Written problem 1 >>
Reproduce the entries verbatim, covering the stretch from the line containing "message-text: (0 row(s)" through the end of the entries.

Given passage >>
At the end of last year, I decided to do some strategic thinking activities for Goodjelly. I wanted to take all the clarity I’d gained by walking the talk of this endeavor—both through the weekly blogging I’d done for two years and through welcoming my first cohort of writers—and work on my mission and vision statements.

The mission I’d already identified was solid: To help writers take charge of their writing adventure using smart process, grounded power, and inner kindness.

But I had never really identified a vision. So step one was clarifying that I truly understood the difference between a mission and a vision. A mission statement equals the purpose of why a company exists. Check. A vision statement is a future-oriented concept that conveys the ideal state of the world after your company has made its impact.

That felt a tad bit grand—the state of the entire world? Yet almost immediately Goodjelly’s vision statement spilled out of me:

A world where all writers delight in their creative process. 

Then what did I do? I totally doubted my instinct and changed it before I sent it off to one of my business mentors for feedback. This is what I sent instead: To bring joy back to the writing adventure. 

No Joy

On the Zoom call that followed, guess what word she challenged me on?

“Joy, Christine? Is your goal really just to make writers extremely happy?”

“No. I originally had ‘delight’ in there, because delight means “extreme satisfaction,” but I backed away from that.”

“Why?”

Ergh.

Written problem 2 >>
From the Goodjelly passage, list every means by which the mission statement says writers will take charge of their writing adventure.

(Element and region listings)
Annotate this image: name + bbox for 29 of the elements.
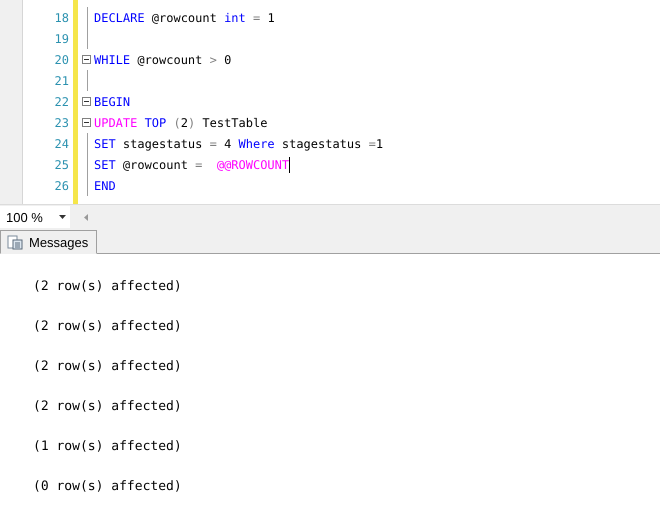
message-text: (0 row(s) affected): [33, 478, 182, 496]
collapse-icon[interactable]: [82, 97, 90, 106]
message-text: (2 row(s) affected): [33, 398, 182, 416]
code-line: DECLARE @rowcount int = 1: [94, 10, 275, 24]
document-icon: [7, 234, 23, 250]
line-number: 22: [54, 94, 69, 108]
line-number: 18: [54, 10, 69, 24]
code-line: END: [94, 178, 116, 192]
line-number: 19: [54, 32, 69, 46]
message-text: (2 row(s) affected): [33, 318, 182, 336]
collapse-icon[interactable]: [82, 55, 90, 64]
message-text: (1 row(s) affected): [33, 438, 182, 456]
line-number: 24: [54, 136, 69, 150]
code-line: WHILE @rowcount > 0: [94, 52, 232, 66]
zoom-dropdown[interactable]: 100 %: [0, 206, 70, 228]
code-line: SET stagestatus = 4 Where stagestatus =1: [94, 136, 384, 150]
dropdown-arrow-icon: [59, 215, 66, 219]
code-line: UPDATE TOP (2) TestTable: [94, 116, 268, 130]
collapse-icon[interactable]: [82, 118, 90, 127]
code-line: BEGIN: [94, 94, 130, 108]
messages-tab[interactable]: Messages: [0, 230, 98, 254]
line-number: 23: [54, 116, 69, 130]
message-text: (2 row(s) affected): [33, 358, 182, 376]
line-number: 25: [54, 158, 69, 172]
line-number: 20: [54, 52, 69, 66]
message-text: (2 row(s) affected): [33, 278, 182, 296]
line-number: 21: [54, 74, 69, 88]
code-line: SET @rowcount = @@ROWCOUNT: [94, 158, 290, 172]
line-number: 26: [54, 178, 69, 192]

Worked answer 1 >>
message-text: (0 row(s) affected): [33, 478, 182, 496]
collapse-icon[interactable]: [82, 97, 90, 106]
message-text: (2 row(s) affected): [33, 398, 182, 416]
code-line: DECLARE @rowcount int = 1: [94, 10, 275, 24]
document-icon: [7, 234, 23, 250]
line-number: 22: [54, 94, 69, 108]
line-number: 18: [54, 10, 69, 24]
code-line: END: [94, 178, 116, 192]
line-number: 19: [54, 32, 69, 46]
message-text: (2 row(s) affected): [33, 318, 182, 336]
collapse-icon[interactable]: [82, 55, 90, 64]
message-text: (1 row(s) affected): [33, 438, 182, 456]
line-number: 24: [54, 136, 69, 150]
code-line: WHILE @rowcount > 0: [94, 52, 232, 66]
zoom-dropdown[interactable]: 100 %: [0, 206, 70, 228]
code-line: SET stagestatus = 4 Where stagestatus =1: [94, 136, 384, 150]
dropdown-arrow-icon: [59, 215, 66, 219]
code-line: UPDATE TOP (2) TestTable: [94, 116, 268, 130]
collapse-icon[interactable]: [82, 118, 90, 127]
code-line: BEGIN: [94, 94, 130, 108]
messages-tab[interactable]: Messages: [0, 230, 98, 254]
line-number: 23: [54, 116, 69, 130]
message-text: (2 row(s) affected): [33, 358, 182, 376]
line-number: 25: [54, 158, 69, 172]
line-number: 20: [54, 52, 69, 66]
message-text: (2 row(s) affected): [33, 278, 182, 296]
line-number: 21: [54, 74, 69, 88]
code-line: SET @rowcount = @@ROWCOUNT: [94, 158, 290, 172]
line-number: 26: [54, 178, 69, 192]

Worked answer 2 >>
- smart process
- grounded power
- inner kindness